## start Extracted information
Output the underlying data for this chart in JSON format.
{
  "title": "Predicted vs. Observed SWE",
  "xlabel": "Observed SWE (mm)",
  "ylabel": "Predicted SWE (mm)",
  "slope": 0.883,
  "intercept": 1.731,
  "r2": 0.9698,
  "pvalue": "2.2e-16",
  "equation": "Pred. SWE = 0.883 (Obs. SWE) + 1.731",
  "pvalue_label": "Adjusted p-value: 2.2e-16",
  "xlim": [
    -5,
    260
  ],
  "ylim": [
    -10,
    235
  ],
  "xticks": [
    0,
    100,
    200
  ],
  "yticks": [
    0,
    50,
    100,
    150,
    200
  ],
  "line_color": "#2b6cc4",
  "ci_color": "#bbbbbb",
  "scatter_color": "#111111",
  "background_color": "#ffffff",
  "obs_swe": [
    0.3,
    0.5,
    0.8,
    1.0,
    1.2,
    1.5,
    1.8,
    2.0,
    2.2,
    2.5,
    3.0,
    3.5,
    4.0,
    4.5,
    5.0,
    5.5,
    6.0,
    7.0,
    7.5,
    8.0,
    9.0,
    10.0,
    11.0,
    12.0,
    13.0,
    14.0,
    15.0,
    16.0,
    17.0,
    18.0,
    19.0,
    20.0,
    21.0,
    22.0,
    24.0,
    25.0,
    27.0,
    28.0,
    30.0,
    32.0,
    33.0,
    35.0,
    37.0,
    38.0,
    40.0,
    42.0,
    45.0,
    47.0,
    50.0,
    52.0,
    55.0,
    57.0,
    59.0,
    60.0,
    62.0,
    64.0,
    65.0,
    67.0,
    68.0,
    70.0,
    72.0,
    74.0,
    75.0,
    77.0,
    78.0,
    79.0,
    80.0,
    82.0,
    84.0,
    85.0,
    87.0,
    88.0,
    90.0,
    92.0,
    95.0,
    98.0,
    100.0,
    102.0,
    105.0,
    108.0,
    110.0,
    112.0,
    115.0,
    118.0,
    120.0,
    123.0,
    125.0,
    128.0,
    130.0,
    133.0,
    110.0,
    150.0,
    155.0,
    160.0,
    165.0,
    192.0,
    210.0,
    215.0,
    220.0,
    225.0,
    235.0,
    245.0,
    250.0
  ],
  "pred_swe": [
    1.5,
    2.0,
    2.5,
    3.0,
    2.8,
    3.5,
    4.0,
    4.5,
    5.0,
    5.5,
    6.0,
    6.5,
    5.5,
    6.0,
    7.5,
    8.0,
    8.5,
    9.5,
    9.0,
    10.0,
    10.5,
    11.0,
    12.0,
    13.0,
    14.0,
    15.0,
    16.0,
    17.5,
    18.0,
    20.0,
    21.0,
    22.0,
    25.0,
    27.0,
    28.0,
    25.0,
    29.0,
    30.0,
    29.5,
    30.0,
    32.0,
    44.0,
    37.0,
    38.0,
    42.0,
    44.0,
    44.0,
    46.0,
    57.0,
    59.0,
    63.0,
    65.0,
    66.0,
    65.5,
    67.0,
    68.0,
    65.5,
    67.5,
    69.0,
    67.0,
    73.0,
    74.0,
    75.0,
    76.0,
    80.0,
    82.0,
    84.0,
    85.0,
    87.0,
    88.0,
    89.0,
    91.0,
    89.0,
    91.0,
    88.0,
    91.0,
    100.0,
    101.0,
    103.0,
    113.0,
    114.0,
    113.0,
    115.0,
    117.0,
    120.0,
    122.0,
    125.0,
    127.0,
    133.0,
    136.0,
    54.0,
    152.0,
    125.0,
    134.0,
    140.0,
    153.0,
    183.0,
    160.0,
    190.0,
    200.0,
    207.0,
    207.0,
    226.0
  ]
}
## end Extracted information
Aim: Please reproduce every line of the material word for word.

Solution for this task:
Output the underlying data for this chart in JSON format.
{
  "title": "Predicted vs. Observed SWE",
  "xlabel": "Observed SWE (mm)",
  "ylabel": "Predicted SWE (mm)",
  "slope": 0.883,
  "intercept": 1.731,
  "r2": 0.9698,
  "pvalue": "2.2e-16",
  "equation": "Pred. SWE = 0.883 (Obs. SWE) + 1.731",
  "pvalue_label": "Adjusted p-value: 2.2e-16",
  "xlim": [
    -5,
    260
  ],
  "ylim": [
    -10,
    235
  ],
  "xticks": [
    0,
    100,
    200
  ],
  "yticks": [
    0,
    50,
    100,
    150,
    200
  ],
  "line_color": "#2b6cc4",
  "ci_color": "#bbbbbb",
  "scatter_color": "#111111",
  "background_color": "#ffffff",
  "obs_swe": [
    0.3,
    0.5,
    0.8,
    1.0,
    1.2,
    1.5,
    1.8,
    2.0,
    2.2,
    2.5,
    3.0,
    3.5,
    4.0,
    4.5,
    5.0,
    5.5,
    6.0,
    7.0,
    7.5,
    8.0,
    9.0,
    10.0,
    11.0,
    12.0,
    13.0,
    14.0,
    15.0,
    16.0,
    17.0,
    18.0,
    19.0,
    20.0,
    21.0,
    22.0,
    24.0,
    25.0,
    27.0,
    28.0,
    30.0,
    32.0,
    33.0,
    35.0,
    37.0,
    38.0,
    40.0,
    42.0,
    45.0,
    47.0,
    50.0,
    52.0,
    55.0,
    57.0,
    59.0,
    60.0,
    62.0,
    64.0,
    65.0,
    67.0,
    68.0,
    70.0,
    72.0,
    74.0,
    75.0,
    77.0,
    78.0,
    79.0,
    80.0,
    82.0,
    84.0,
    85.0,
    87.0,
    88.0,
    90.0,
    92.0,
    95.0,
    98.0,
    100.0,
    102.0,
    105.0,
    108.0,
    110.0,
    112.0,
    115.0,
    118.0,
    120.0,
    123.0,
    125.0,
    128.0,
    130.0,
    133.0,
    110.0,
    150.0,
    155.0,
    160.0,
    165.0,
    192.0,
    210.0,
    215.0,
    220.0,
    225.0,
    235.0,
    245.0,
    250.0
  ],
  "pred_swe": [
    1.5,
    2.0,
    2.5,
    3.0,
    2.8,
    3.5,
    4.0,
    4.5,
    5.0,
    5.5,
    6.0,
    6.5,
    5.5,
    6.0,
    7.5,
    8.0,
    8.5,
    9.5,
    9.0,
    10.0,
    10.5,
    11.0,
    12.0,
    13.0,
    14.0,
    15.0,
    16.0,
    17.5,
    18.0,
    20.0,
    21.0,
    22.0,
    25.0,
    27.0,
    28.0,
    25.0,
    29.0,
    30.0,
    29.5,
    30.0,
    32.0,
    44.0,
    37.0,
    38.0,
    42.0,
    44.0,
    44.0,
    46.0,
    57.0,
    59.0,
    63.0,
    65.0,
    66.0,
    65.5,
    67.0,
    68.0,
    65.5,
    67.5,
    69.0,
    67.0,
    73.0,
    74.0,
    75.0,
    76.0,
    80.0,
    82.0,
    84.0,
    85.0,
    87.0,
    88.0,
    89.0,
    91.0,
    89.0,
    91.0,
    88.0,
    91.0,
    100.0,
    101.0,
    103.0,
    113.0,
    114.0,
    113.0,
    115.0,
    117.0,
    120.0,
    122.0,
    125.0,
    127.0,
    133.0,
    136.0,
    54.0,
    152.0,
    125.0,
    134.0,
    140.0,
    153.0,
    183.0,
    160.0,
    190.0,
    200.0,
    207.0,
    207.0,
    226.0
  ]
}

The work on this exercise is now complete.